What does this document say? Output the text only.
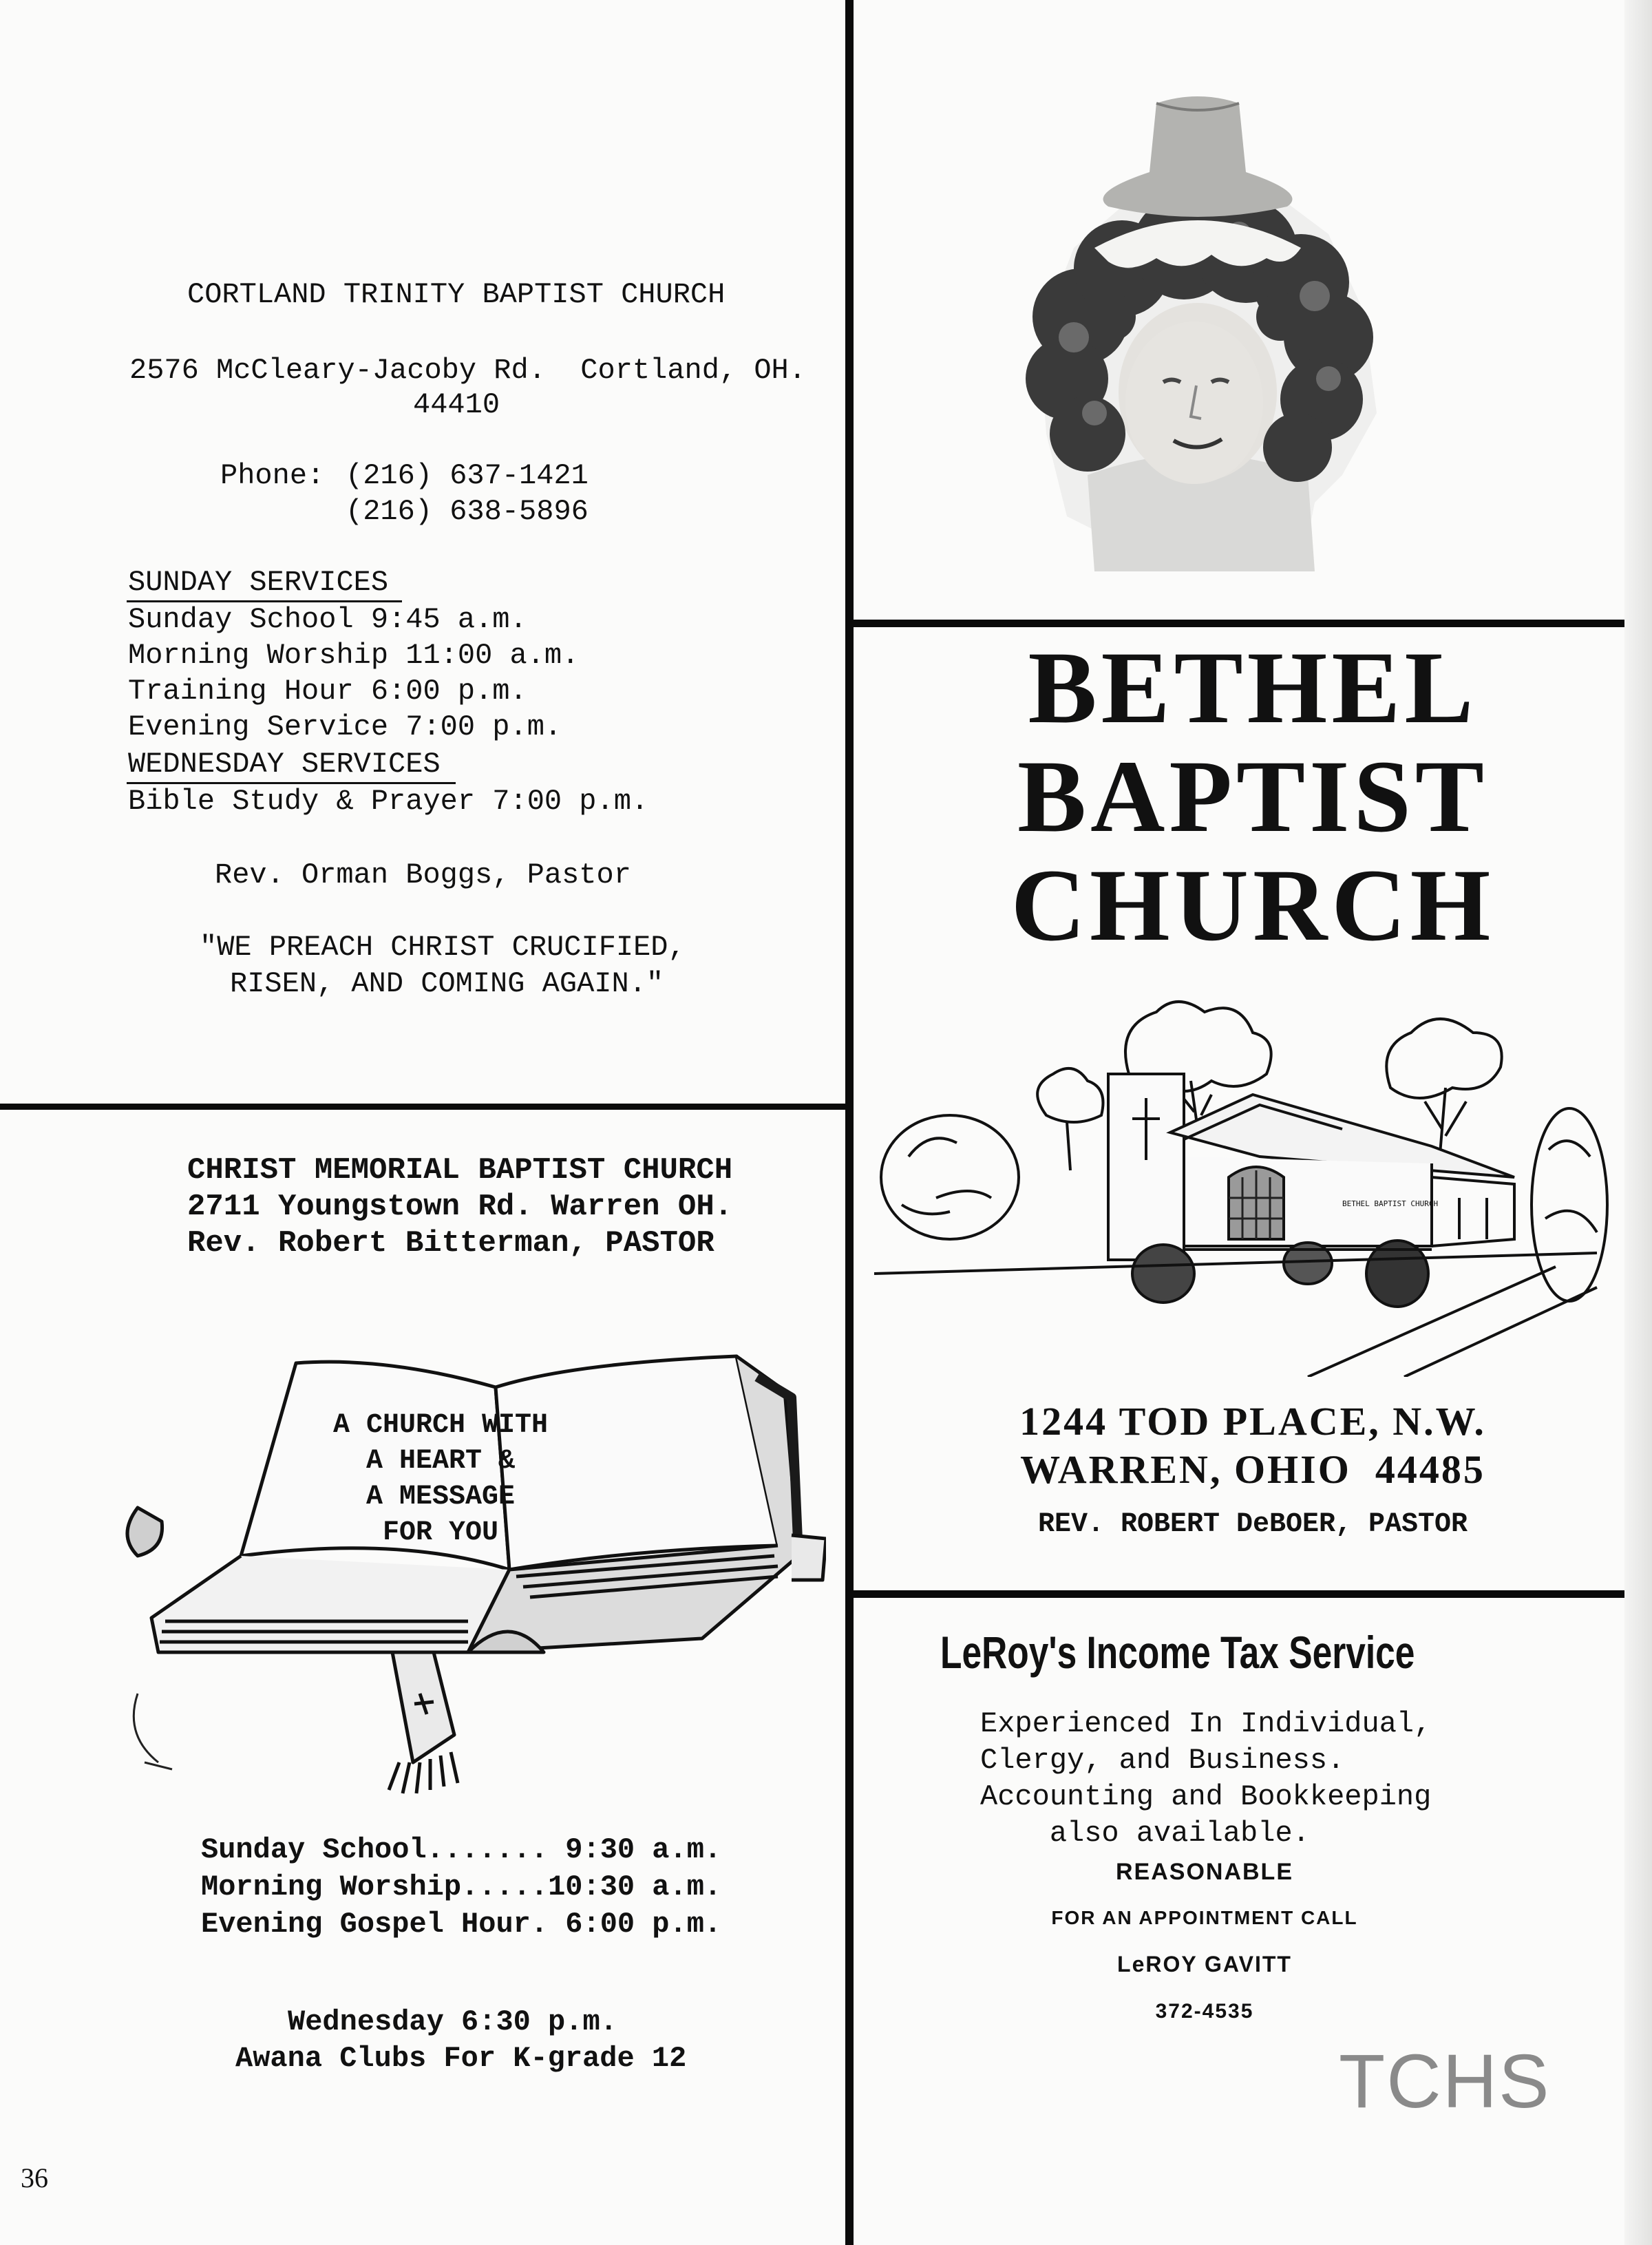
CORTLAND TRINITY BAPTIST CHURCH
2576 McCleary-Jacoby Rd.  Cortland, OH.
44410
Phone: (216) 637-1421
(216) 638-5896
SUNDAY SERVICES
Sunday School 9:45 a.m.
Morning Worship 11:00 a.m.
Training Hour 6:00 p.m.
Evening Service 7:00 p.m.
WEDNESDAY SERVICES
Bible Study & Prayer 7:00 p.m.
Rev. Orman Boggs, Pastor
"WE PREACH CHRIST CRUCIFIED,
RISEN, AND COMING AGAIN."
CHRIST MEMORIAL BAPTIST CHURCH
2711 Youngstown Rd. Warren OH.
Rev. Robert Bitterman, PASTOR
A CHURCH WITH
A HEART &
A MESSAGE
FOR YOU
Sunday School....... 9:30 a.m.
Morning Worship.....10:30 a.m.
Evening Gospel Hour. 6:00 p.m.
Wednesday 6:30 p.m.
Awana Clubs For K-grade 12
BETHEL
BAPTIST
CHURCH
BETHEL BAPTIST CHURCH
1244 TOD PLACE, N.W.
WARREN, OHIO  44485
REV. ROBERT DeBOER, PASTOR
LeRoy's Income Tax Service
Experienced In Individual,
Clergy, and Business.
Accounting and Bookkeeping
also available.
REASONABLE
FOR AN APPOINTMENT CALL
LeROY GAVITT
372-4535
TCHS
36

▬▬▬

_Instruction_
Retype each line of the listing above word for word. Exclude the pictures.

_Full answer_
What does this document say? Output the text only.
CORTLAND TRINITY BAPTIST CHURCH
2576 McCleary-Jacoby Rd.  Cortland, OH.
44410
Phone: (216) 637-1421
(216) 638-5896
SUNDAY SERVICES
Sunday School 9:45 a.m.
Morning Worship 11:00 a.m.
Training Hour 6:00 p.m.
Evening Service 7:00 p.m.
WEDNESDAY SERVICES
Bible Study & Prayer 7:00 p.m.
Rev. Orman Boggs, Pastor
"WE PREACH CHRIST CRUCIFIED,
RISEN, AND COMING AGAIN."
CHRIST MEMORIAL BAPTIST CHURCH
2711 Youngstown Rd. Warren OH.
Rev. Robert Bitterman, PASTOR
A CHURCH WITH
A HEART &
A MESSAGE
FOR YOU
Sunday School....... 9:30 a.m.
Morning Worship.....10:30 a.m.
Evening Gospel Hour. 6:00 p.m.
Wednesday 6:30 p.m.
Awana Clubs For K-grade 12
BETHEL
BAPTIST
CHURCH
BETHEL BAPTIST CHURCH
1244 TOD PLACE, N.W.
WARREN, OHIO  44485
REV. ROBERT DeBOER, PASTOR
LeRoy's Income Tax Service
Experienced In Individual,
Clergy, and Business.
Accounting and Bookkeeping
also available.
REASONABLE
FOR AN APPOINTMENT CALL
LeROY GAVITT
372-4535
TCHS
36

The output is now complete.